--- WORKING DATA ---

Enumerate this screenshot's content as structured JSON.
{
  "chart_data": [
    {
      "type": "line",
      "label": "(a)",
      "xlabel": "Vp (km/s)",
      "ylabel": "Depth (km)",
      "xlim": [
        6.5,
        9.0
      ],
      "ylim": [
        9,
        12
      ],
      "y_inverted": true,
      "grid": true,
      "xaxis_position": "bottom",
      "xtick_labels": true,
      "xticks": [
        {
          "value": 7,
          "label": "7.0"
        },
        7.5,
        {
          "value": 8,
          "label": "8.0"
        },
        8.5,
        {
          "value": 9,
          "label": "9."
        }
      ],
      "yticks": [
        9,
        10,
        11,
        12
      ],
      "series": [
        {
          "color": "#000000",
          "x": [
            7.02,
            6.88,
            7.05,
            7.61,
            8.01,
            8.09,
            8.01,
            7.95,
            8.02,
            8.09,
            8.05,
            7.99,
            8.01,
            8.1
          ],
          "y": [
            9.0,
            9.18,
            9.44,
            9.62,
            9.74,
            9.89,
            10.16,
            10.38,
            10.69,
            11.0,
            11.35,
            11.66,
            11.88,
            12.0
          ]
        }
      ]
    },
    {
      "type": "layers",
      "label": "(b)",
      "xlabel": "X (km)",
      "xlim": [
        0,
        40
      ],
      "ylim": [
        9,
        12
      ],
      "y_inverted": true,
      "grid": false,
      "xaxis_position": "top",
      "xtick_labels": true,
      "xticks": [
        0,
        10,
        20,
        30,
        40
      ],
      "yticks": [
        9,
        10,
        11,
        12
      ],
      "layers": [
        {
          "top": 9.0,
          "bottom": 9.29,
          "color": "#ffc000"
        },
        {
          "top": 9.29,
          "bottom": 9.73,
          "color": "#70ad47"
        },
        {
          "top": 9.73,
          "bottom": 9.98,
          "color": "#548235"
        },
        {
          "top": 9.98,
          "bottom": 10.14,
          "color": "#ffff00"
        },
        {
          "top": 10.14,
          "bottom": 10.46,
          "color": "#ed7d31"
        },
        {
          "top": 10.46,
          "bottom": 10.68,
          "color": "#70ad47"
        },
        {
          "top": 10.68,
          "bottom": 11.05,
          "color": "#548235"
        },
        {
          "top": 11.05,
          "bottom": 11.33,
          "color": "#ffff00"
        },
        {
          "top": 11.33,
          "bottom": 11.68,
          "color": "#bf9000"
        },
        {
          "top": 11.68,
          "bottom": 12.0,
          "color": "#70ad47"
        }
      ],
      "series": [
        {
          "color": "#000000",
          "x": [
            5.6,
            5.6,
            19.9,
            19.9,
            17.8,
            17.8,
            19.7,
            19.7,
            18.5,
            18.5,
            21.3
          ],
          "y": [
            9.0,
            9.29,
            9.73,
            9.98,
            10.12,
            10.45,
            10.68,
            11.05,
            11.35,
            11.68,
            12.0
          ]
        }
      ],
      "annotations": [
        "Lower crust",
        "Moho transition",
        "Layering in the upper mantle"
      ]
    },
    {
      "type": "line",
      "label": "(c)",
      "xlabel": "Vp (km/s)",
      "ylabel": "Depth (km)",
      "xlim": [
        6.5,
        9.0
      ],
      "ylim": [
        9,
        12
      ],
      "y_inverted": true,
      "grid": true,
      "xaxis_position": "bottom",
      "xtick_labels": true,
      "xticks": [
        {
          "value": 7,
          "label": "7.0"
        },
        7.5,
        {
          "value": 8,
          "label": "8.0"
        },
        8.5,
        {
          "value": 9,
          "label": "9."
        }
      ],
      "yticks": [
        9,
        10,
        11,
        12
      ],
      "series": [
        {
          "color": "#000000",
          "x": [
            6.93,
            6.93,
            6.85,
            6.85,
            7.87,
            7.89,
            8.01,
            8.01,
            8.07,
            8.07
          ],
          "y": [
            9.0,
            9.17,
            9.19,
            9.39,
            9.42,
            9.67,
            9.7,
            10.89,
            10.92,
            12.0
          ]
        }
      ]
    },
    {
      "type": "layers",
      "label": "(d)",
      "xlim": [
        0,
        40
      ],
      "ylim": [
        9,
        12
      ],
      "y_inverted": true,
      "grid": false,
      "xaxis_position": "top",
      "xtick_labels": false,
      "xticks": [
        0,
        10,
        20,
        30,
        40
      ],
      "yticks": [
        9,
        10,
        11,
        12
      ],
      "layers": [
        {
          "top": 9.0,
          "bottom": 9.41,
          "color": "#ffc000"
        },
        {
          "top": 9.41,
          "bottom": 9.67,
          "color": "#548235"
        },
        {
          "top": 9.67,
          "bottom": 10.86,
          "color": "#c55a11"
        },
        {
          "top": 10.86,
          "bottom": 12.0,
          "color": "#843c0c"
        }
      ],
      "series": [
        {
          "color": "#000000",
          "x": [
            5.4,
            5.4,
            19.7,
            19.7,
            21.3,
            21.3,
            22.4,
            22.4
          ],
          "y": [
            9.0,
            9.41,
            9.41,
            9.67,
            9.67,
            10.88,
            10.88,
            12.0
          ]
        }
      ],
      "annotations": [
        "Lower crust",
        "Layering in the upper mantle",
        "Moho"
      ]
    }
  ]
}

---

→ **WORK TO DO**
Return only those lines of the records that contain the string "upper".

→ **SOLUTION TO THIS EXERCISE**
        "Layering in the upper mantle"
        "Layering in the upper mantle",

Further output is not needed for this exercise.